**Written request**
The data below should be printed in full, exactly, and without any of its images.

※

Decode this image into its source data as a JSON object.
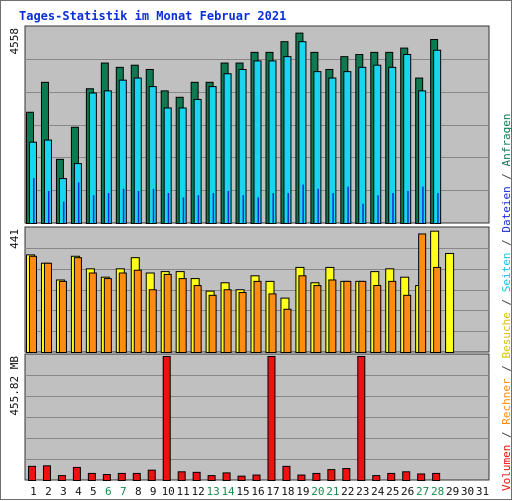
{
  "title": "Tages-Statistik im Monat Februar 2021",
  "colors": {
    "anfragen": "#0f7a52",
    "dateien": "#1a2ad6",
    "seiten": "#18d6f0",
    "besuche": "#ffff1a",
    "rechner": "#ff8c12",
    "volumen": "#ee1111",
    "panel_bg": "#c0c0c0",
    "grid": "#888888",
    "weekend_label": "#198a50",
    "weekday_label": "#111111"
  },
  "legend": {
    "volumen": "Volumen",
    "rechner": "Rechner",
    "besuche": "Besuche",
    "seiten": "Seiten",
    "dateien": "Dateien",
    "anfragen": "Anfragen",
    "separator": " / "
  },
  "chart_data": [
    {
      "type": "bar",
      "panel": "top",
      "ymax_label": "4558",
      "ylim": [
        0,
        4558
      ],
      "categories": [
        "1",
        "2",
        "3",
        "4",
        "5",
        "6",
        "7",
        "8",
        "9",
        "10",
        "11",
        "12",
        "13",
        "14",
        "15",
        "16",
        "17",
        "18",
        "19",
        "20",
        "21",
        "22",
        "23",
        "24",
        "25",
        "26",
        "27",
        "28",
        "29",
        "30",
        "31"
      ],
      "weekend_days": [
        "6",
        "7",
        "13",
        "14",
        "20",
        "21",
        "27",
        "28"
      ],
      "series": [
        {
          "name": "Anfragen",
          "values": [
            2600,
            3300,
            1500,
            2250,
            3150,
            3750,
            3650,
            3700,
            3600,
            3100,
            2950,
            3300,
            3300,
            3750,
            3750,
            4000,
            4000,
            4250,
            4450,
            4000,
            3600,
            3900,
            3950,
            4000,
            4000,
            4100,
            3400,
            4300,
            0,
            0,
            0
          ]
        },
        {
          "name": "Seiten",
          "values": [
            1900,
            1950,
            1050,
            1400,
            3050,
            3100,
            3350,
            3400,
            3200,
            2700,
            2700,
            2900,
            3200,
            3500,
            3600,
            3800,
            3800,
            3900,
            4250,
            3550,
            3400,
            3550,
            3650,
            3700,
            3650,
            3950,
            3100,
            4050,
            0,
            0,
            0
          ]
        },
        {
          "name": "Dateien",
          "values": [
            1050,
            750,
            500,
            950,
            650,
            700,
            800,
            750,
            800,
            700,
            600,
            650,
            700,
            750,
            650,
            600,
            700,
            700,
            900,
            800,
            700,
            850,
            450,
            650,
            700,
            750,
            850,
            700,
            0,
            0,
            0
          ]
        }
      ]
    },
    {
      "type": "bar",
      "panel": "middle",
      "ymax_label": "441",
      "ylim": [
        0,
        441
      ],
      "categories": [
        "1",
        "2",
        "3",
        "4",
        "5",
        "6",
        "7",
        "8",
        "9",
        "10",
        "11",
        "12",
        "13",
        "14",
        "15",
        "16",
        "17",
        "18",
        "19",
        "20",
        "21",
        "22",
        "23",
        "24",
        "25",
        "26",
        "27",
        "28",
        "29",
        "30",
        "31"
      ],
      "series": [
        {
          "name": "Besuche",
          "values": [
            350,
            320,
            260,
            345,
            300,
            270,
            300,
            340,
            285,
            290,
            290,
            265,
            220,
            250,
            225,
            275,
            255,
            195,
            305,
            250,
            305,
            255,
            255,
            290,
            300,
            270,
            240,
            435,
            355,
            0,
            0
          ]
        },
        {
          "name": "Rechner",
          "values": [
            345,
            320,
            255,
            340,
            285,
            265,
            285,
            295,
            225,
            280,
            265,
            240,
            205,
            225,
            215,
            255,
            210,
            155,
            275,
            240,
            260,
            255,
            255,
            240,
            255,
            205,
            425,
            305,
            0,
            0,
            0
          ]
        }
      ]
    },
    {
      "type": "bar",
      "panel": "bottom",
      "ymax_label": "455.82 MB",
      "ylim": [
        0,
        455.82
      ],
      "categories": [
        "1",
        "2",
        "3",
        "4",
        "5",
        "6",
        "7",
        "8",
        "9",
        "10",
        "11",
        "12",
        "13",
        "14",
        "15",
        "16",
        "17",
        "18",
        "19",
        "20",
        "21",
        "22",
        "23",
        "24",
        "25",
        "26",
        "27",
        "28",
        "29",
        "30",
        "31"
      ],
      "series": [
        {
          "name": "Volumen",
          "values": [
            52,
            54,
            18,
            48,
            26,
            22,
            26,
            26,
            38,
            455.82,
            32,
            30,
            18,
            28,
            16,
            20,
            455.82,
            52,
            20,
            26,
            40,
            44,
            455.82,
            18,
            26,
            32,
            24,
            26,
            0,
            0,
            0
          ]
        }
      ]
    }
  ]
}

※

**Problem solution**
Decode this image into its source data as a JSON object.
{
  "title": "Tages-Statistik im Monat Februar 2021",
  "colors": {
    "anfragen": "#0f7a52",
    "dateien": "#1a2ad6",
    "seiten": "#18d6f0",
    "besuche": "#ffff1a",
    "rechner": "#ff8c12",
    "volumen": "#ee1111",
    "panel_bg": "#c0c0c0",
    "grid": "#888888",
    "weekend_label": "#198a50",
    "weekday_label": "#111111"
  },
  "legend": {
    "volumen": "Volumen",
    "rechner": "Rechner",
    "besuche": "Besuche",
    "seiten": "Seiten",
    "dateien": "Dateien",
    "anfragen": "Anfragen",
    "separator": " / "
  },
  "chart_data": [
    {
      "type": "bar",
      "panel": "top",
      "ymax_label": "4558",
      "ylim": [
        0,
        4558
      ],
      "categories": [
        "1",
        "2",
        "3",
        "4",
        "5",
        "6",
        "7",
        "8",
        "9",
        "10",
        "11",
        "12",
        "13",
        "14",
        "15",
        "16",
        "17",
        "18",
        "19",
        "20",
        "21",
        "22",
        "23",
        "24",
        "25",
        "26",
        "27",
        "28",
        "29",
        "30",
        "31"
      ],
      "weekend_days": [
        "6",
        "7",
        "13",
        "14",
        "20",
        "21",
        "27",
        "28"
      ],
      "series": [
        {
          "name": "Anfragen",
          "values": [
            2600,
            3300,
            1500,
            2250,
            3150,
            3750,
            3650,
            3700,
            3600,
            3100,
            2950,
            3300,
            3300,
            3750,
            3750,
            4000,
            4000,
            4250,
            4450,
            4000,
            3600,
            3900,
            3950,
            4000,
            4000,
            4100,
            3400,
            4300,
            0,
            0,
            0
          ]
        },
        {
          "name": "Seiten",
          "values": [
            1900,
            1950,
            1050,
            1400,
            3050,
            3100,
            3350,
            3400,
            3200,
            2700,
            2700,
            2900,
            3200,
            3500,
            3600,
            3800,
            3800,
            3900,
            4250,
            3550,
            3400,
            3550,
            3650,
            3700,
            3650,
            3950,
            3100,
            4050,
            0,
            0,
            0
          ]
        },
        {
          "name": "Dateien",
          "values": [
            1050,
            750,
            500,
            950,
            650,
            700,
            800,
            750,
            800,
            700,
            600,
            650,
            700,
            750,
            650,
            600,
            700,
            700,
            900,
            800,
            700,
            850,
            450,
            650,
            700,
            750,
            850,
            700,
            0,
            0,
            0
          ]
        }
      ]
    },
    {
      "type": "bar",
      "panel": "middle",
      "ymax_label": "441",
      "ylim": [
        0,
        441
      ],
      "categories": [
        "1",
        "2",
        "3",
        "4",
        "5",
        "6",
        "7",
        "8",
        "9",
        "10",
        "11",
        "12",
        "13",
        "14",
        "15",
        "16",
        "17",
        "18",
        "19",
        "20",
        "21",
        "22",
        "23",
        "24",
        "25",
        "26",
        "27",
        "28",
        "29",
        "30",
        "31"
      ],
      "series": [
        {
          "name": "Besuche",
          "values": [
            350,
            320,
            260,
            345,
            300,
            270,
            300,
            340,
            285,
            290,
            290,
            265,
            220,
            250,
            225,
            275,
            255,
            195,
            305,
            250,
            305,
            255,
            255,
            290,
            300,
            270,
            240,
            435,
            355,
            0,
            0
          ]
        },
        {
          "name": "Rechner",
          "values": [
            345,
            320,
            255,
            340,
            285,
            265,
            285,
            295,
            225,
            280,
            265,
            240,
            205,
            225,
            215,
            255,
            210,
            155,
            275,
            240,
            260,
            255,
            255,
            240,
            255,
            205,
            425,
            305,
            0,
            0,
            0
          ]
        }
      ]
    },
    {
      "type": "bar",
      "panel": "bottom",
      "ymax_label": "455.82 MB",
      "ylim": [
        0,
        455.82
      ],
      "categories": [
        "1",
        "2",
        "3",
        "4",
        "5",
        "6",
        "7",
        "8",
        "9",
        "10",
        "11",
        "12",
        "13",
        "14",
        "15",
        "16",
        "17",
        "18",
        "19",
        "20",
        "21",
        "22",
        "23",
        "24",
        "25",
        "26",
        "27",
        "28",
        "29",
        "30",
        "31"
      ],
      "series": [
        {
          "name": "Volumen",
          "values": [
            52,
            54,
            18,
            48,
            26,
            22,
            26,
            26,
            38,
            455.82,
            32,
            30,
            18,
            28,
            16,
            20,
            455.82,
            52,
            20,
            26,
            40,
            44,
            455.82,
            18,
            26,
            32,
            24,
            26,
            0,
            0,
            0
          ]
        }
      ]
    }
  ]
}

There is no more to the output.